Work to do: Exactly repeat the material, dropping every picture from the copy.

— Start of Information provided —

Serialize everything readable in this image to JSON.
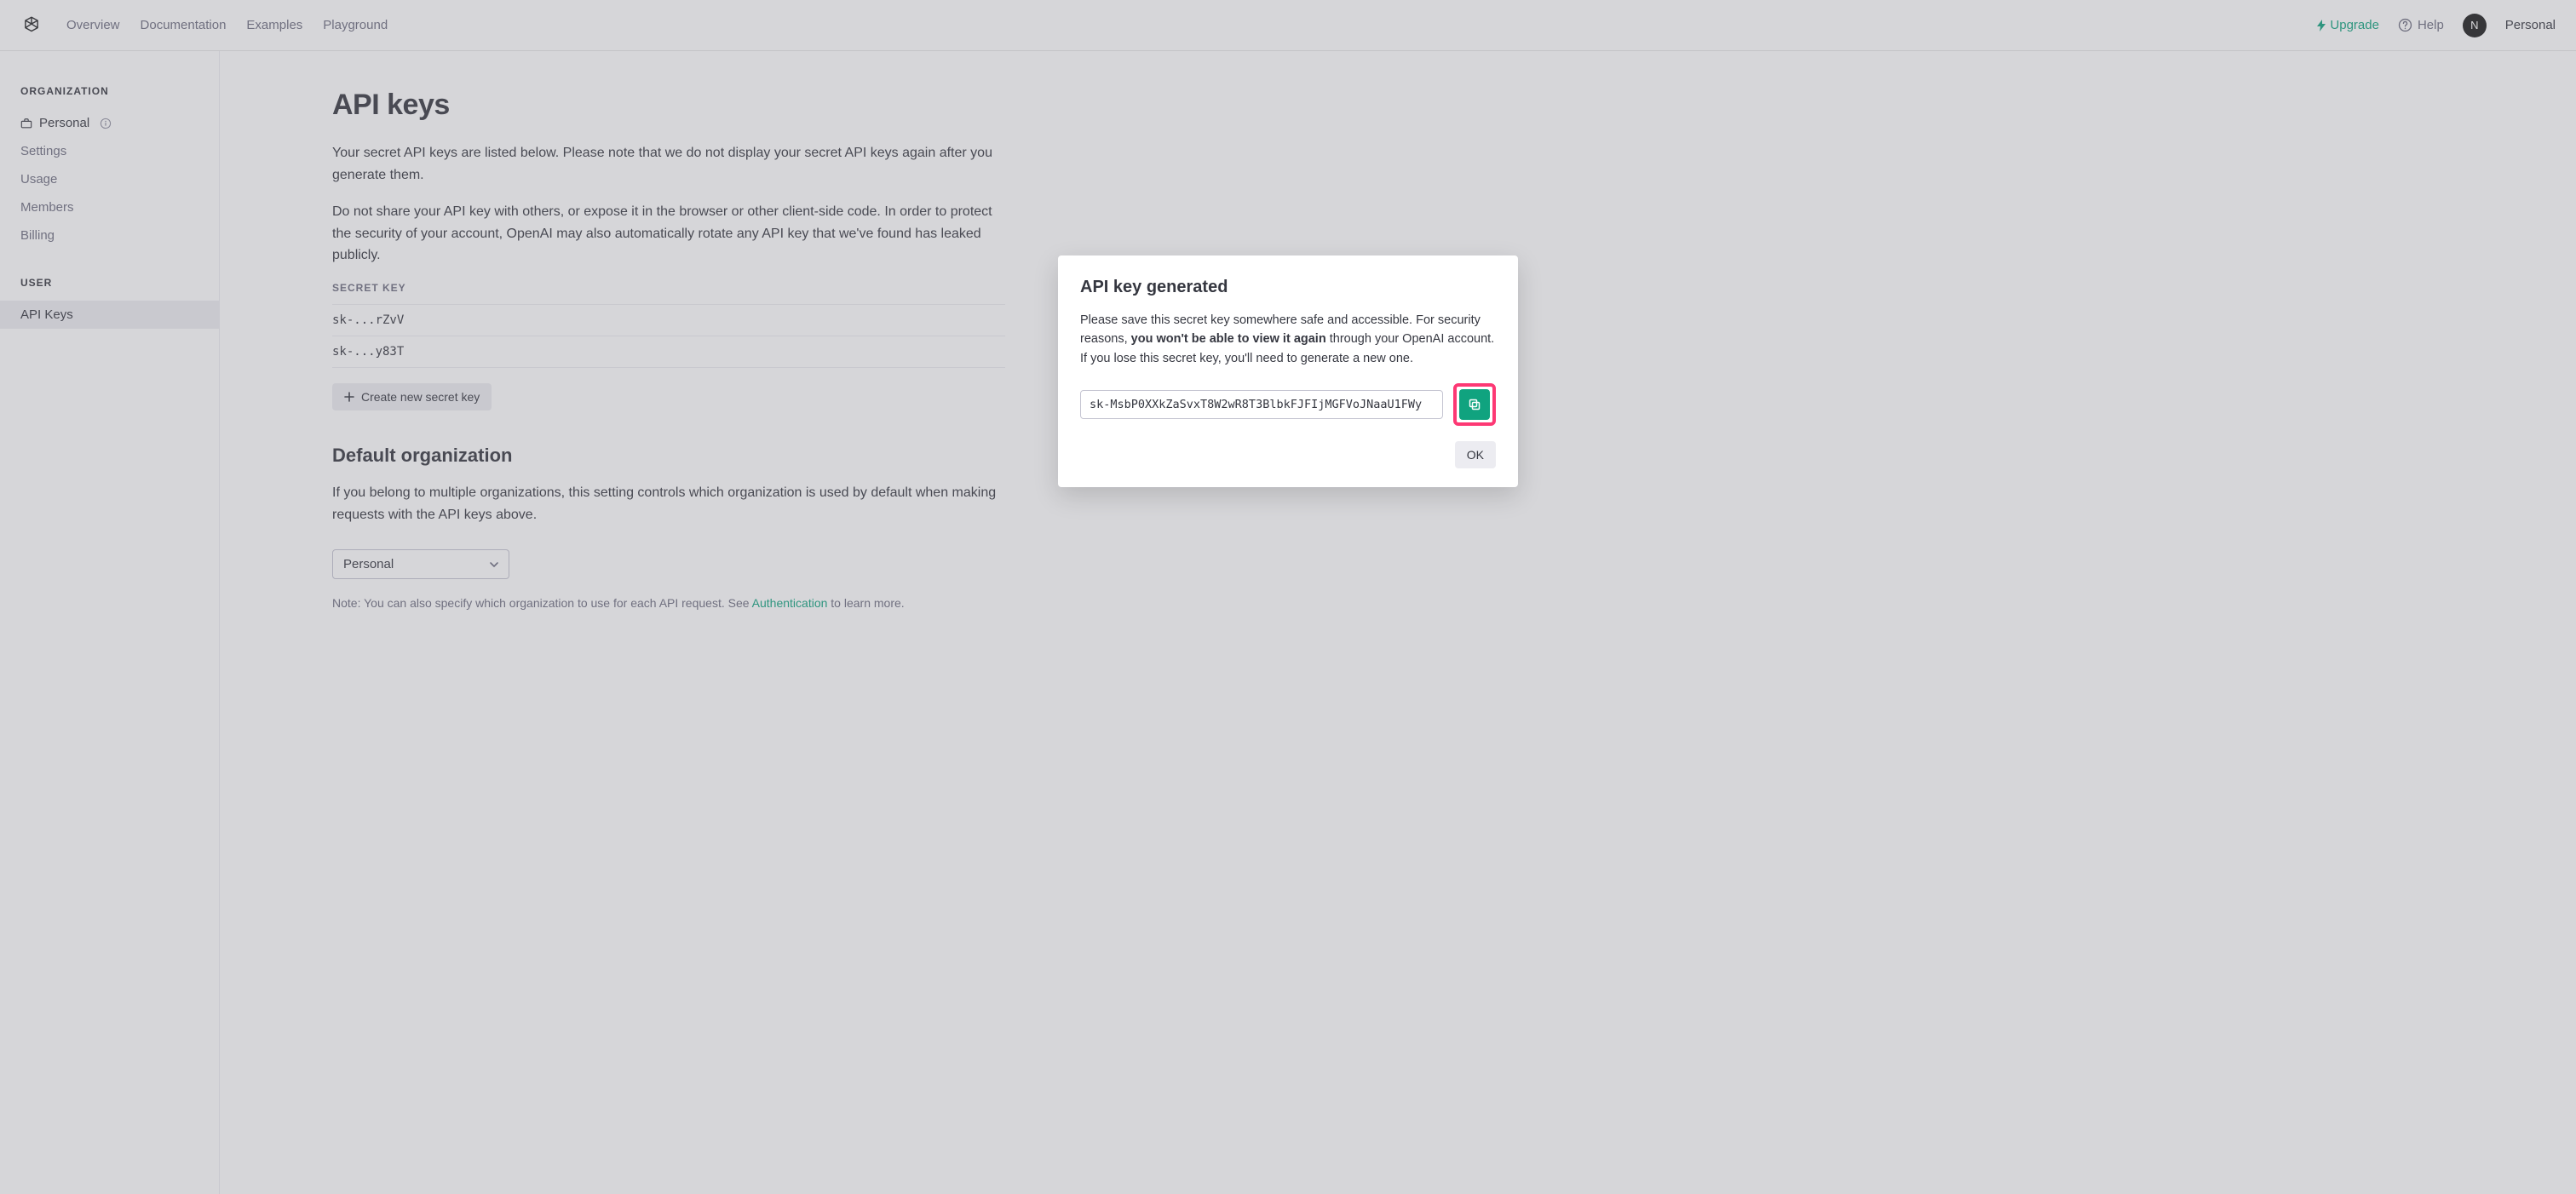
{
  "nav": {
    "links": [
      "Overview",
      "Documentation",
      "Examples",
      "Playground"
    ],
    "upgrade": "Upgrade",
    "help": "Help",
    "avatar_initial": "N",
    "username": "Personal"
  },
  "sidebar": {
    "org_header": "ORGANIZATION",
    "org_name": "Personal",
    "org_items": [
      "Settings",
      "Usage",
      "Members",
      "Billing"
    ],
    "user_header": "USER",
    "user_items": [
      "API Keys"
    ]
  },
  "main": {
    "title": "API keys",
    "para1": "Your secret API keys are listed below. Please note that we do not display your secret API keys again after you generate them.",
    "para2": "Do not share your API key with others, or expose it in the browser or other client-side code. In order to protect the security of your account, OpenAI may also automatically rotate any API key that we've found has leaked publicly.",
    "secret_key_label": "SECRET KEY",
    "keys": [
      "sk-...rZvV",
      "sk-...y83T"
    ],
    "create_button": "Create new secret key",
    "default_org_heading": "Default organization",
    "default_org_para": "If you belong to multiple organizations, this setting controls which organization is used by default when making requests with the API keys above.",
    "default_org_select": "Personal",
    "note_prefix": "Note: You can also specify which organization to use for each API request. See ",
    "note_link": "Authentication",
    "note_suffix": " to learn more."
  },
  "modal": {
    "title": "API key generated",
    "body_prefix": "Please save this secret key somewhere safe and accessible. For security reasons, ",
    "body_bold": "you won't be able to view it again",
    "body_suffix": " through your OpenAI account. If you lose this secret key, you'll need to generate a new one.",
    "key_value": "sk-MsbP0XXkZaSvxT8W2wR8T3BlbkFJFIjMGFVoJNaaU1FWy",
    "ok": "OK"
  }
}
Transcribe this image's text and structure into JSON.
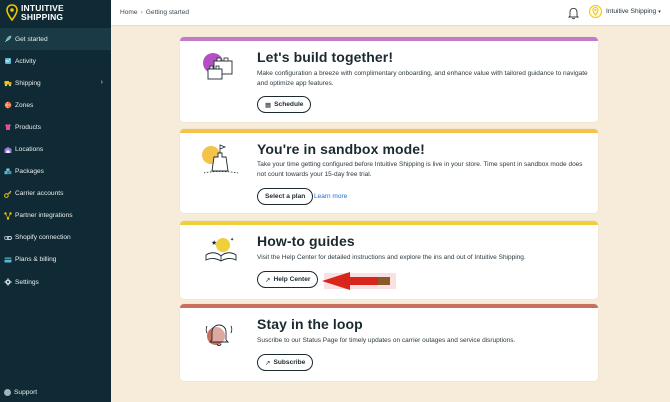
{
  "brand": {
    "name_line1": "INTUITIVE",
    "name_line2": "SHIPPING",
    "accent": "#f2c400"
  },
  "sidebar": {
    "items": [
      {
        "label": "Get started",
        "icon": "rocket-icon",
        "active": true
      },
      {
        "label": "Activity",
        "icon": "activity-icon"
      },
      {
        "label": "Shipping",
        "icon": "truck-icon",
        "has_submenu": true
      },
      {
        "label": "Zones",
        "icon": "globe-icon"
      },
      {
        "label": "Products",
        "icon": "shirt-icon"
      },
      {
        "label": "Locations",
        "icon": "warehouse-icon"
      },
      {
        "label": "Packages",
        "icon": "package-icon"
      },
      {
        "label": "Carrier accounts",
        "icon": "key-icon"
      },
      {
        "label": "Partner integrations",
        "icon": "network-icon"
      },
      {
        "label": "Shopify connection",
        "icon": "link-icon"
      },
      {
        "label": "Plans & billing",
        "icon": "billing-icon"
      },
      {
        "label": "Settings",
        "icon": "gear-icon"
      }
    ],
    "support_label": "Support"
  },
  "topbar": {
    "breadcrumb": [
      "Home",
      "Getting started"
    ],
    "account_name": "Intuitive Shipping"
  },
  "cards": [
    {
      "title": "Let's build together!",
      "description": "Make configuration a breeze with complimentary onboarding, and enhance value with tailored guidance to navigate and optimize app features.",
      "button_label": "Schedule",
      "stripe_color": "#c678c9"
    },
    {
      "title": "You're in sandbox mode!",
      "description": "Take your time getting configured before Intuitive Shipping is live in your store. Time spent in sandbox mode does not count towards your 15-day free trial.",
      "button_label": "Select a plan",
      "link_label": "Learn more",
      "stripe_color": "#f5c24a"
    },
    {
      "title": "How-to guides",
      "description": "Visit the Help Center for detailed instructions and explore the ins and out of Intuitive Shipping.",
      "button_label": "Help Center",
      "stripe_color": "#f1cf3c"
    },
    {
      "title": "Stay in the loop",
      "description": "Suscribe to our Status Page for timely updates on carrier outages and service disruptions.",
      "button_label": "Subscribe",
      "stripe_color": "#c96f5e"
    }
  ]
}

— End of Information provided —

Complete output:
Serialize everything readable in this image to JSON.
{
  "nav": {
    "links": [
      "Overview",
      "Documentation",
      "Examples",
      "Playground"
    ],
    "upgrade": "Upgrade",
    "help": "Help",
    "avatar_initial": "N",
    "username": "Personal"
  },
  "sidebar": {
    "org_header": "ORGANIZATION",
    "org_name": "Personal",
    "org_items": [
      "Settings",
      "Usage",
      "Members",
      "Billing"
    ],
    "user_header": "USER",
    "user_items": [
      "API Keys"
    ]
  },
  "main": {
    "title": "API keys",
    "para1": "Your secret API keys are listed below. Please note that we do not display your secret API keys again after you generate them.",
    "para2": "Do not share your API key with others, or expose it in the browser or other client-side code. In order to protect the security of your account, OpenAI may also automatically rotate any API key that we've found has leaked publicly.",
    "secret_key_label": "SECRET KEY",
    "keys": [
      "sk-...rZvV",
      "sk-...y83T"
    ],
    "create_button": "Create new secret key",
    "default_org_heading": "Default organization",
    "default_org_para": "If you belong to multiple organizations, this setting controls which organization is used by default when making requests with the API keys above.",
    "default_org_select": "Personal",
    "note_prefix": "Note: You can also specify which organization to use for each API request. See ",
    "note_link": "Authentication",
    "note_suffix": " to learn more."
  },
  "modal": {
    "title": "API key generated",
    "body_prefix": "Please save this secret key somewhere safe and accessible. For security reasons, ",
    "body_bold": "you won't be able to view it again",
    "body_suffix": " through your OpenAI account. If you lose this secret key, you'll need to generate a new one.",
    "key_value": "sk-MsbP0XXkZaSvxT8W2wR8T3BlbkFJFIjMGFVoJNaaU1FWy",
    "ok": "OK"
  }
}
Transcribe this image's text and structure into JSON.
{
  "brand": {
    "name_line1": "INTUITIVE",
    "name_line2": "SHIPPING",
    "accent": "#f2c400"
  },
  "sidebar": {
    "items": [
      {
        "label": "Get started",
        "icon": "rocket-icon",
        "active": true
      },
      {
        "label": "Activity",
        "icon": "activity-icon"
      },
      {
        "label": "Shipping",
        "icon": "truck-icon",
        "has_submenu": true
      },
      {
        "label": "Zones",
        "icon": "globe-icon"
      },
      {
        "label": "Products",
        "icon": "shirt-icon"
      },
      {
        "label": "Locations",
        "icon": "warehouse-icon"
      },
      {
        "label": "Packages",
        "icon": "package-icon"
      },
      {
        "label": "Carrier accounts",
        "icon": "key-icon"
      },
      {
        "label": "Partner integrations",
        "icon": "network-icon"
      },
      {
        "label": "Shopify connection",
        "icon": "link-icon"
      },
      {
        "label": "Plans & billing",
        "icon": "billing-icon"
      },
      {
        "label": "Settings",
        "icon": "gear-icon"
      }
    ],
    "support_label": "Support"
  },
  "topbar": {
    "breadcrumb": [
      "Home",
      "Getting started"
    ],
    "account_name": "Intuitive Shipping"
  },
  "cards": [
    {
      "title": "Let's build together!",
      "description": "Make configuration a breeze with complimentary onboarding, and enhance value with tailored guidance to navigate and optimize app features.",
      "button_label": "Schedule",
      "stripe_color": "#c678c9"
    },
    {
      "title": "You're in sandbox mode!",
      "description": "Take your time getting configured before Intuitive Shipping is live in your store. Time spent in sandbox mode does not count towards your 15-day free trial.",
      "button_label": "Select a plan",
      "link_label": "Learn more",
      "stripe_color": "#f5c24a"
    },
    {
      "title": "How-to guides",
      "description": "Visit the Help Center for detailed instructions and explore the ins and out of Intuitive Shipping.",
      "button_label": "Help Center",
      "stripe_color": "#f1cf3c"
    },
    {
      "title": "Stay in the loop",
      "description": "Suscribe to our Status Page for timely updates on carrier outages and service disruptions.",
      "button_label": "Subscribe",
      "stripe_color": "#c96f5e"
    }
  ]
}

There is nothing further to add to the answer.